REQUEST — Please recast the stretch of records from the line containing "- y-tick-label: 3000: [26, 72, 53, 86]" through the end of the records as a numbered list, leaving out any blank lines.

EXCERPTED RECORDS —
--- START ---

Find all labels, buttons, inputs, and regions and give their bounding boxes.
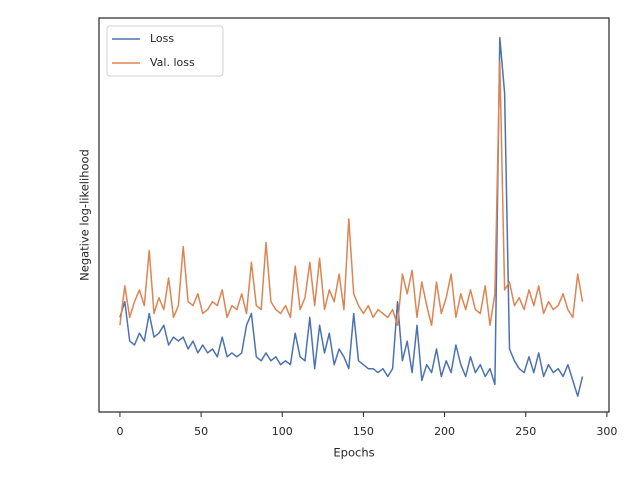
line-series (119, 60, 584, 327)
y-axis-label: Negative log-likelihood (78, 149, 92, 281)
x-tick-label: 150 (353, 425, 374, 438)
legend-label: Val. loss (150, 56, 195, 69)
line-series (119, 36, 584, 397)
x-axis-label: Epochs (333, 446, 374, 460)
x-tick-label: 50 (194, 425, 208, 438)
plot-frame (98, 17, 610, 413)
x-tick-label: 0 (116, 425, 123, 438)
x-tick-label: 200 (434, 425, 455, 438)
legend-label: Loss (150, 32, 174, 45)
x-tick-label: 300 (596, 425, 617, 438)
x-tick-label: 100 (272, 425, 293, 438)
x-tick-label: 250 (515, 425, 536, 438)
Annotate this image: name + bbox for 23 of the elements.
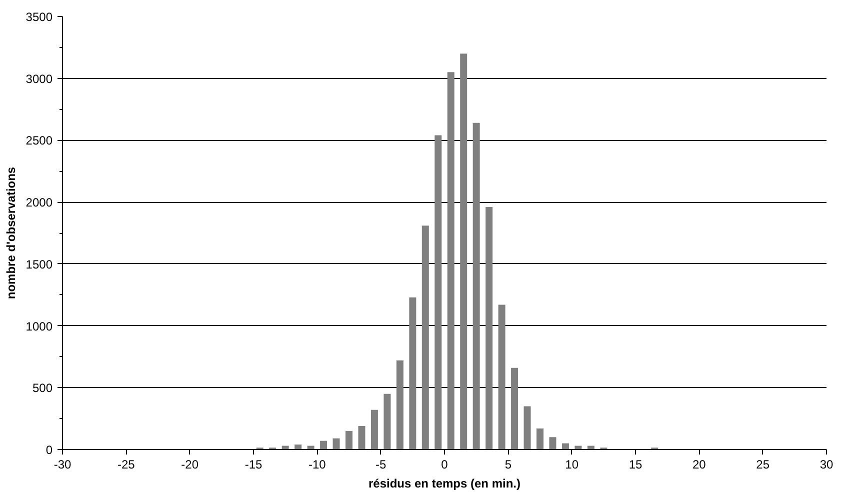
- y-tick-label: 3000: [26, 72, 53, 86]
- x-tick-label: 25: [756, 458, 770, 472]
- y-tick-label: 2000: [26, 196, 53, 210]
- x-tick-label: -5: [376, 458, 386, 472]
- y-tick-label: 0: [46, 443, 53, 457]
- x-tick-label: -10: [308, 458, 326, 472]
- x-tick-label: -25: [117, 458, 136, 472]
- x-tick-label: 5: [504, 458, 512, 472]
- x-tick-label: -30: [54, 458, 72, 472]
- x-axis-title: résidus en temps (en min.): [368, 476, 521, 490]
- y-tick-label: 500: [32, 381, 53, 396]
- y-tick-label: 1500: [26, 257, 53, 272]
- y-tick-label: 1000: [26, 319, 53, 334]
- y-tick-label: 3500: [26, 10, 53, 24]
- y-axis-title: nombre d'observations: [4, 166, 18, 300]
- x-tick-label: 10: [565, 458, 579, 472]
- x-tick-label: -15: [244, 458, 262, 472]
- x-tick-label: 15: [628, 458, 642, 472]
- x-tick-label: 0: [441, 458, 448, 472]
- x-tick-label: -20: [181, 458, 199, 472]
- y-tick-label: 2500: [26, 134, 53, 148]
- x-tick-label: 30: [820, 458, 834, 472]
- x-tick-label: 20: [692, 458, 706, 472]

--- END ---

THE COMPLETED TASK —
1. - y-tick-label: 3000: [26, 72, 53, 86]
2. - x-tick-label: 25: [756, 458, 770, 472]
3. - y-tick-label: 2000: [26, 196, 53, 210]
4. - x-tick-label: -5: [376, 458, 386, 472]
5. - y-tick-label: 0: [46, 443, 53, 457]
6. - x-tick-label: -10: [308, 458, 326, 472]
7. - x-tick-label: -25: [117, 458, 136, 472]
8. - x-tick-label: 5: [504, 458, 512, 472]
9. - x-tick-label: -30: [54, 458, 72, 472]
10. - x-axis-title: résidus en temps (en min.): [368, 476, 521, 490]
11. - y-tick-label: 500: [32, 381, 53, 396]
12. - y-tick-label: 1500: [26, 257, 53, 272]
13. - y-tick-label: 1000: [26, 319, 53, 334]
14. - y-tick-label: 3500: [26, 10, 53, 24]
15. - y-axis-title: nombre d'observations: [4, 166, 18, 300]
16. - x-tick-label: 10: [565, 458, 579, 472]
17. - x-tick-label: -15: [244, 458, 262, 472]
18. - x-tick-label: 15: [628, 458, 642, 472]
19. - x-tick-label: 0: [441, 458, 448, 472]
20. - x-tick-label: -20: [181, 458, 199, 472]
21. - y-tick-label: 2500: [26, 134, 53, 148]
22. - x-tick-label: 30: [820, 458, 834, 472]
23. - x-tick-label: 20: [692, 458, 706, 472]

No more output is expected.